## What this task involves
Check each line of the listing for the word "Ställa" and give only the number of lines that have it.

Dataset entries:
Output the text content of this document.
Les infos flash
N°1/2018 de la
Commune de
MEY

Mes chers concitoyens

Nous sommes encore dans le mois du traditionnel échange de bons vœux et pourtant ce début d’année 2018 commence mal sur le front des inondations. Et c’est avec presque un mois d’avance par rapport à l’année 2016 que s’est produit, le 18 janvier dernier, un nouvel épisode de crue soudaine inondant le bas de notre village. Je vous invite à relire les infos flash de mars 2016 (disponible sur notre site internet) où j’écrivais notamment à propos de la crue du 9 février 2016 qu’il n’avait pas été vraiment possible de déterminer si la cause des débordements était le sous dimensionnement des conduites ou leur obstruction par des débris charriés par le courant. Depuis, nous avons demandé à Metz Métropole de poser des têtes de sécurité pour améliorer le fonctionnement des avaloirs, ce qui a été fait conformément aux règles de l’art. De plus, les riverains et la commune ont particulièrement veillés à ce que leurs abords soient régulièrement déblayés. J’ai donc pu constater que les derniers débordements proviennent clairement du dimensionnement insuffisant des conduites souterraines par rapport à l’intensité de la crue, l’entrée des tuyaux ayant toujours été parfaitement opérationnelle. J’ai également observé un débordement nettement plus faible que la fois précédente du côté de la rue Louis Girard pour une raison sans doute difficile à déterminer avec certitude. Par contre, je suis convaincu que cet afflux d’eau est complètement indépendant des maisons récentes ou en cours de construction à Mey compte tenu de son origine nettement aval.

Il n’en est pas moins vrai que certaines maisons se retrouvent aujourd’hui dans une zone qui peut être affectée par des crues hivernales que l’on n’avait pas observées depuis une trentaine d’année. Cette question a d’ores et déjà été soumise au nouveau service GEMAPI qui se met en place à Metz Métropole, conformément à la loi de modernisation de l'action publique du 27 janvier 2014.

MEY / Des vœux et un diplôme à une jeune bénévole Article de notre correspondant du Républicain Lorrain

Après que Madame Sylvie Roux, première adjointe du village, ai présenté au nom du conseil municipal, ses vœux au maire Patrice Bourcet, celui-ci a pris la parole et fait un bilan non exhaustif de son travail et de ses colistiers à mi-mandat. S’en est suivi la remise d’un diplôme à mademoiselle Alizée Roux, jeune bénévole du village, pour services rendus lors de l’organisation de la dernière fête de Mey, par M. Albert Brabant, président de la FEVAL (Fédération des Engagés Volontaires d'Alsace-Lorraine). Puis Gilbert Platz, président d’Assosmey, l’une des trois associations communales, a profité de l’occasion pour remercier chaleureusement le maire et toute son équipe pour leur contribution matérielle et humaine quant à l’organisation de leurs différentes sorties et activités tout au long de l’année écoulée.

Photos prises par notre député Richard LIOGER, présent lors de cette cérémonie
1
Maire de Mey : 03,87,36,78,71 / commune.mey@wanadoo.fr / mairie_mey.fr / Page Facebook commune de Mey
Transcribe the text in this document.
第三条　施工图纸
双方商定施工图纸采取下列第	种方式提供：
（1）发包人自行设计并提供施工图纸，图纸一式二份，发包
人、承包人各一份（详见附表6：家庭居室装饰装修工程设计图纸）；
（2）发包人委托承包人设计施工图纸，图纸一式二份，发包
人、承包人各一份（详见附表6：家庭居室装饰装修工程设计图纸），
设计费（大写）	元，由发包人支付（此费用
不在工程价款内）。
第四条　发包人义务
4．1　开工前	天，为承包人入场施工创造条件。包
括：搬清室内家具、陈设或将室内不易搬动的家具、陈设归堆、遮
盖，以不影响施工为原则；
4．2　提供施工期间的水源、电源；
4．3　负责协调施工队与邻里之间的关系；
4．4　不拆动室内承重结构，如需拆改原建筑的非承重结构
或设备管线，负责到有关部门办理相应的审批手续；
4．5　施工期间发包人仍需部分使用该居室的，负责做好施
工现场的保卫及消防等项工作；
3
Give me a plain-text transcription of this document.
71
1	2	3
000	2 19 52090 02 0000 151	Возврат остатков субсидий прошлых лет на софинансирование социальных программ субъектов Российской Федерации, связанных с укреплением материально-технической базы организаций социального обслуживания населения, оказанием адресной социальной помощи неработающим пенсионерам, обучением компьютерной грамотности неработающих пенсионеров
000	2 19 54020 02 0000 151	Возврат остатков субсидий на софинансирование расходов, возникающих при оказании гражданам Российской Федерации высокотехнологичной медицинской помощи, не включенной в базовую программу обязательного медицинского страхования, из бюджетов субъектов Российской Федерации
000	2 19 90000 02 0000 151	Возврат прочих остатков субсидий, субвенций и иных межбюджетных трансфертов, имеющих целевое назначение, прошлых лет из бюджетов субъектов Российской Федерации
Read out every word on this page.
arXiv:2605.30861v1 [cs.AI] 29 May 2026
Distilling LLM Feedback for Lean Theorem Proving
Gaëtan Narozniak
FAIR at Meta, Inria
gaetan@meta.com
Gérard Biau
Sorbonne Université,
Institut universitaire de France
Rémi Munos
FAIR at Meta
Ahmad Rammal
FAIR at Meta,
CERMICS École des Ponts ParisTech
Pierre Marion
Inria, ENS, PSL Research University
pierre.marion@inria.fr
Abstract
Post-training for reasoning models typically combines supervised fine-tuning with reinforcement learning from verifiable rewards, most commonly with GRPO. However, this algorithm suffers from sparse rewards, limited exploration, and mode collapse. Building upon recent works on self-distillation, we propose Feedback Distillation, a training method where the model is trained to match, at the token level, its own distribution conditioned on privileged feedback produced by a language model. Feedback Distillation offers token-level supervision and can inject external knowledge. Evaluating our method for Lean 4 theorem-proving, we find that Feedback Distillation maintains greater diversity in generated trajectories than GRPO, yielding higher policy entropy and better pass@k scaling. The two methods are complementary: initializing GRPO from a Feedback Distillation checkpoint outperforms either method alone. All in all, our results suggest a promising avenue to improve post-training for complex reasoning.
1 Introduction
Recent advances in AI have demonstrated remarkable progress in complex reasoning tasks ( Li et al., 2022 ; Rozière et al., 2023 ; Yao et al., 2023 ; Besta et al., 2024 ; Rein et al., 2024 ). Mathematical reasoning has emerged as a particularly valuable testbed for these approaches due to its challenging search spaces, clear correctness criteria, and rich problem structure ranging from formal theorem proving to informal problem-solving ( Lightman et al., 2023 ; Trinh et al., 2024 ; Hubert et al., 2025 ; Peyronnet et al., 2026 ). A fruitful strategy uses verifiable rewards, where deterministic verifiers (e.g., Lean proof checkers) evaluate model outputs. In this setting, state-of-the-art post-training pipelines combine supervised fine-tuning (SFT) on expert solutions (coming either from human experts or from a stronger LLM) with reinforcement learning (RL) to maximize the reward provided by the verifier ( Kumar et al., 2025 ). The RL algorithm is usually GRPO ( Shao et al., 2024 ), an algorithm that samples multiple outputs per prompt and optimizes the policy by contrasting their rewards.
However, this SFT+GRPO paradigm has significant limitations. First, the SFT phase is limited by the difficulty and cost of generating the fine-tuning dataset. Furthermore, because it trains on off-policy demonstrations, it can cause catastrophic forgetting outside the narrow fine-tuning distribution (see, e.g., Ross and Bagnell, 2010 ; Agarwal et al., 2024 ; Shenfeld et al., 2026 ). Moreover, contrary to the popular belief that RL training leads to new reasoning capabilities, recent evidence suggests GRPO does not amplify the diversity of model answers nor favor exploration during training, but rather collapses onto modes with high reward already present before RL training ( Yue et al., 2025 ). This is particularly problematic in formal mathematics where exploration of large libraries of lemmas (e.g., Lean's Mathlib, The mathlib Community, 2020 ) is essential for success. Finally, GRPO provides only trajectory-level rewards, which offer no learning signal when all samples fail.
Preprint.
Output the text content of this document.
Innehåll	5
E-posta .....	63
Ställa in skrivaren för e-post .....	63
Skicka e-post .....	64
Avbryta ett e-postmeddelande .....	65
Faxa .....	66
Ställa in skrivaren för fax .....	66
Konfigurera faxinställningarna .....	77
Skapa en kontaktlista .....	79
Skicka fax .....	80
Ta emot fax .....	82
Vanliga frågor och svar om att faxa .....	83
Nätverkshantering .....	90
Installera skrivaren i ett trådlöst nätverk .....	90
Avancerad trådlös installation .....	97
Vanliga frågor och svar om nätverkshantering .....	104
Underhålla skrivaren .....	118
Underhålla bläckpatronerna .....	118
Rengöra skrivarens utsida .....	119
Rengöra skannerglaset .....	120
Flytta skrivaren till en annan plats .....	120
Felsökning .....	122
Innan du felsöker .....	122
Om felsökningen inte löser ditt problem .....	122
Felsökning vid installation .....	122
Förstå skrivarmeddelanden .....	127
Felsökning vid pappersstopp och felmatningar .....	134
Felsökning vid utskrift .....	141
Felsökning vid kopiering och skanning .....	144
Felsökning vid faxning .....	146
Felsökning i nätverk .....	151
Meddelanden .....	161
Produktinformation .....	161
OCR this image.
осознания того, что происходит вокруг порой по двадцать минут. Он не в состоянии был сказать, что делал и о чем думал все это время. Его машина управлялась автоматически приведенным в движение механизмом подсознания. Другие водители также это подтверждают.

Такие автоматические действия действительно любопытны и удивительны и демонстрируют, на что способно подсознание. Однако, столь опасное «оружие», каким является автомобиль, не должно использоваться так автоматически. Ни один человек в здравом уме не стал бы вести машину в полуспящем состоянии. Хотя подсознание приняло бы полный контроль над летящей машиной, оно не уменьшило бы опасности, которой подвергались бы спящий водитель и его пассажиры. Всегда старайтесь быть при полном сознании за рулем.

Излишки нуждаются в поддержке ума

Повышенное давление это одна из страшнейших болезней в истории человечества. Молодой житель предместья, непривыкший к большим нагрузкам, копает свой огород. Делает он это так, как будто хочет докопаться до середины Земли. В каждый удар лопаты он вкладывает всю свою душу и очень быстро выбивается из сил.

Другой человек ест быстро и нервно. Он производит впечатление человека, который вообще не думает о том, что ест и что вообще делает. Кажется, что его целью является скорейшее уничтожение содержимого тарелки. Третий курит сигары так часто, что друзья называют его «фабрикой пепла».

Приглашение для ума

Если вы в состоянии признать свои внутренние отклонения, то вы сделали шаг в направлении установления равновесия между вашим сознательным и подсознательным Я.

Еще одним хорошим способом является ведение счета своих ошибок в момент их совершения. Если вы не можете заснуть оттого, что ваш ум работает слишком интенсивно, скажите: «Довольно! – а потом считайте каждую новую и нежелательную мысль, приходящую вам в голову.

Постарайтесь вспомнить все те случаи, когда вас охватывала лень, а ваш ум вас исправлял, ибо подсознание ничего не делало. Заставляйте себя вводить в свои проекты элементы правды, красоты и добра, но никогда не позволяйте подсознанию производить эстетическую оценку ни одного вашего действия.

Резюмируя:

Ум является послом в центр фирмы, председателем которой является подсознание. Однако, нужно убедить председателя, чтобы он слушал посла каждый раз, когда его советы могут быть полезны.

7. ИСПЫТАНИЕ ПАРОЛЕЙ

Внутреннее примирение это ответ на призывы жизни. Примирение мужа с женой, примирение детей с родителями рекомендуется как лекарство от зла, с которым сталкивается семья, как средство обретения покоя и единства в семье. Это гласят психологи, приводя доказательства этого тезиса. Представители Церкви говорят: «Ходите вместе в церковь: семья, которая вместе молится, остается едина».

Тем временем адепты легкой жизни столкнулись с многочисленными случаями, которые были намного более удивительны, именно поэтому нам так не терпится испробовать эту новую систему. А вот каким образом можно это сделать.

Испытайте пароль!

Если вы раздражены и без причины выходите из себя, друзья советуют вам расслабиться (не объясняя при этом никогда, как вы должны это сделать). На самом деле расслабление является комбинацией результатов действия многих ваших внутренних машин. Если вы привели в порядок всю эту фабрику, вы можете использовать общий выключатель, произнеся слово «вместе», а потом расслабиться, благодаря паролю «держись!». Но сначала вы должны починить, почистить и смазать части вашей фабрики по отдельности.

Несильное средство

## Expected answer
2